(EXERCISE PROMPT) Return only the count of lines in which the word "this" appears.

(ROWS)
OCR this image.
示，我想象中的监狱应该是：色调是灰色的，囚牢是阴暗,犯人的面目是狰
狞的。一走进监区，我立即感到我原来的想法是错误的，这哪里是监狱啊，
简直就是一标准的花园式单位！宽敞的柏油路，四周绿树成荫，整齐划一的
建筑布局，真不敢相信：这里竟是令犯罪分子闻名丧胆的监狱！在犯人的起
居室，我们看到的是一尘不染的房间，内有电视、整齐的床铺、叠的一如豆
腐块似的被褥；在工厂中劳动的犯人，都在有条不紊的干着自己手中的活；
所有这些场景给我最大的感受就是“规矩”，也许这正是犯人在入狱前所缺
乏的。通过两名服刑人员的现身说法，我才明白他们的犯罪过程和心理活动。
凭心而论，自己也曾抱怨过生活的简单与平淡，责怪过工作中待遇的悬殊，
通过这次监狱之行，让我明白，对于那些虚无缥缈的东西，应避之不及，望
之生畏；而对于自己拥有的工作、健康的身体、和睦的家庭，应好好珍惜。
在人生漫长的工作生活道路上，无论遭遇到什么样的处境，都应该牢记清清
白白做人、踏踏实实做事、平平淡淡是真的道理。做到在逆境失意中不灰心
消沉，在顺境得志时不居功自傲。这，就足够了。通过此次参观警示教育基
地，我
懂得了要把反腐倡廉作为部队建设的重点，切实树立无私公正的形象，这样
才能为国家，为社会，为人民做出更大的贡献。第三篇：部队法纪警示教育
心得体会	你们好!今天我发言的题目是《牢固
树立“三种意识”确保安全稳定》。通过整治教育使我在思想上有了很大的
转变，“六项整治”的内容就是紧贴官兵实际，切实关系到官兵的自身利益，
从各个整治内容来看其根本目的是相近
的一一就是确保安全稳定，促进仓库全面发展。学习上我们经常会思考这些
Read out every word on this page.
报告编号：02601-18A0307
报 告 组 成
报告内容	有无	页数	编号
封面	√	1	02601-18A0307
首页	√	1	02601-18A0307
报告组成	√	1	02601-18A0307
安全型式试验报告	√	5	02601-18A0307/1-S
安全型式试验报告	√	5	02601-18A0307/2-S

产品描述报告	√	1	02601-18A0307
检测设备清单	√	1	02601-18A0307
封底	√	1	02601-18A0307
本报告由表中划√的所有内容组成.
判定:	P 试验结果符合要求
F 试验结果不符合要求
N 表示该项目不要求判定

(RESPONSE TO THE TASK) 2